Former Mets reliever Jenrry Mejia accuses MLB of conspiring to ban him from baseball.

PORT ST. LUCIE — While declining to address Jenrry Mejia, his case or his recent allegations that MLB railroaded him into his third PED suspension and that the union rolled over on his case, MLB Players Association executive director Tony Clark said that the union did not hear those allegations during the process.

“Obviously in any case, any joint drug agreement case, has a start and has a either an end related to an arbitration hearing or a settlement, so there are opportunities to communicate throughout,” Clark said of the union’s involvement in Mejia’s case. “Those concerns weren’t anything we were aware of during the course of this process.”

Mejia became the first player to receive a lifetime ban under the current joint drug agreement between MLB and the union because of a third positive PED test last month. He can appeal the decision after one year, but must serve at least two years of the suspension.

=======

• **WRITTEN INSTRUCTION 1**: Reproduce the records verbatim, beginning at their first line and stopping after the line that contains "119, 469, 150]".
• **WRITTEN INSTRUCTION 2**: Extend the article on Jenrry Mejia's lifetime ban, picking up right after its final sentence.

• **PROVIDED RECORDS**:

=======

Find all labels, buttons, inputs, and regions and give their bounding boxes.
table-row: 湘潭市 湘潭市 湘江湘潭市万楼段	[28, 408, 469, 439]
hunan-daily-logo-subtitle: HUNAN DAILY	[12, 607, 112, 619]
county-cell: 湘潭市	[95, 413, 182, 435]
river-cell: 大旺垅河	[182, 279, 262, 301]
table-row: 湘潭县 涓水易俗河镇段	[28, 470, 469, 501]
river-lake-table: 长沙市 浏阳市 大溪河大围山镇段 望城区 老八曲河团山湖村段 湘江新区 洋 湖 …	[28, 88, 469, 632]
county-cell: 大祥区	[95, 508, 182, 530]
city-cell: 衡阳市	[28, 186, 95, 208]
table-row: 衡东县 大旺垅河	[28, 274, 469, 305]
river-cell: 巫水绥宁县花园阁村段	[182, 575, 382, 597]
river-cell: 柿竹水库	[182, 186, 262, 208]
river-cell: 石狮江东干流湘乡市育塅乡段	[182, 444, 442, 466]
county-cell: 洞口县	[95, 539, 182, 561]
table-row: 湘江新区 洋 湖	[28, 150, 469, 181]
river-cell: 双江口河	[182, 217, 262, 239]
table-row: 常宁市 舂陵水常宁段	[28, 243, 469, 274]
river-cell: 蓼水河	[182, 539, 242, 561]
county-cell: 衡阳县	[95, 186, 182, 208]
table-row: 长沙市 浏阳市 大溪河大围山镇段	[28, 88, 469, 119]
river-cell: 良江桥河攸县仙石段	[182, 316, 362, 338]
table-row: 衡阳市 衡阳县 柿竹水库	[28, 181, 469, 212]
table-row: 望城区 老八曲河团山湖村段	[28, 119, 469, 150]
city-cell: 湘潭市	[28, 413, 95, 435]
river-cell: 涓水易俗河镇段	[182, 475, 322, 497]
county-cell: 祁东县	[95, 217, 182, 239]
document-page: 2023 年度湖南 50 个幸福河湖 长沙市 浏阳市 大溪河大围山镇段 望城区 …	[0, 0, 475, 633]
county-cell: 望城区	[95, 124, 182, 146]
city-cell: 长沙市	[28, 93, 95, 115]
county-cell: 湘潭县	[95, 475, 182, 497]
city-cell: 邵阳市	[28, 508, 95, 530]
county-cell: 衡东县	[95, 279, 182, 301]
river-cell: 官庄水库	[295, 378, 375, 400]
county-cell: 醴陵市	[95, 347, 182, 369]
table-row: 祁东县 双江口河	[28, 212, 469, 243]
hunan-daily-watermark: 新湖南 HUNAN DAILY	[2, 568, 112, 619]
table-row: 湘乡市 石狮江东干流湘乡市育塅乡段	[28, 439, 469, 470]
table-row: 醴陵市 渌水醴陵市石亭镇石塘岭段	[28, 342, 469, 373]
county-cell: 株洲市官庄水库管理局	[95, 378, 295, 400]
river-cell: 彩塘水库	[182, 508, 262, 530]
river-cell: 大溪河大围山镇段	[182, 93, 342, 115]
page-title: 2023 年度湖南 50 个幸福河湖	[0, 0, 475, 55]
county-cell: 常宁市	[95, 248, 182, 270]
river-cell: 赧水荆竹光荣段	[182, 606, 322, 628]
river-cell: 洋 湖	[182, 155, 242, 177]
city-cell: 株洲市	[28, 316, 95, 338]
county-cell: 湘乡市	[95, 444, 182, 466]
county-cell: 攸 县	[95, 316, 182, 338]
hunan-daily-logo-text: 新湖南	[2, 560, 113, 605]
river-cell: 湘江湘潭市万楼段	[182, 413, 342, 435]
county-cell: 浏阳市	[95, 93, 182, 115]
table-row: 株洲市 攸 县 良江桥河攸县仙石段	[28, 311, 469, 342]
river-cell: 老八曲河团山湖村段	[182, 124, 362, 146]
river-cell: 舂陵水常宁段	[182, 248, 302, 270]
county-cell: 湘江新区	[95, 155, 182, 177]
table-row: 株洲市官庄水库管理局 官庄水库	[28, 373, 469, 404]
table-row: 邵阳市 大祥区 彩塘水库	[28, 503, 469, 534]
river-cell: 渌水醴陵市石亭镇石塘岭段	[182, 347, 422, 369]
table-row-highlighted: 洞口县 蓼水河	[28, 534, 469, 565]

=======

• **TASK ANSWER 1**:
Find all labels, buttons, inputs, and regions and give their bounding boxes.
table-row: 湘潭市 湘潭市 湘江湘潭市万楼段	[28, 408, 469, 439]
hunan-daily-logo-subtitle: HUNAN DAILY	[12, 607, 112, 619]
county-cell: 湘潭市	[95, 413, 182, 435]
river-cell: 大旺垅河	[182, 279, 262, 301]
table-row: 湘潭县 涓水易俗河镇段	[28, 470, 469, 501]
river-lake-table: 长沙市 浏阳市 大溪河大围山镇段 望城区 老八曲河团山湖村段 湘江新区 洋 湖 …	[28, 88, 469, 632]
county-cell: 大祥区	[95, 508, 182, 530]
city-cell: 衡阳市	[28, 186, 95, 208]
table-row: 衡东县 大旺垅河	[28, 274, 469, 305]
river-cell: 巫水绥宁县花园阁村段	[182, 575, 382, 597]
river-cell: 柿竹水库	[182, 186, 262, 208]
river-cell: 石狮江东干流湘乡市育塅乡段	[182, 444, 442, 466]
county-cell: 洞口县	[95, 539, 182, 561]
table-row: 湘江新区 洋 湖	[28, 150, 469, 181]
river-cell: 双江口河	[182, 217, 262, 239]
table-row: 常宁市 舂陵水常宁段	[28, 243, 469, 274]
river-cell: 蓼水河	[182, 539, 242, 561]
county-cell: 衡阳县	[95, 186, 182, 208]
table-row: 长沙市 浏阳市 大溪河大围山镇段	[28, 88, 469, 119]
river-cell: 良江桥河攸县仙石段	[182, 316, 362, 338]
table-row: 衡阳市 衡阳县 柿竹水库	[28, 181, 469, 212]
table-row: 望城区 老八曲河团山湖村段	[28, 119, 469, 150]

• **TASK ANSWER 2**:
The former Mets closer alleged that when he tested positive for anabolic steroids the second time in 2015 that MLB investigators set him up for the third positive test.

Speaking through an interpreter in his native Dominican Republic, Mejia told the New York Times that baseball officials told him if he filed an appeal after his second positive test (in 2015), MLB would “find a way to find a third positive.” Mejia also said the union did not represent him properly.

“We are obviously committed to do everything we can to represent players. Always have, always will,” Clark said.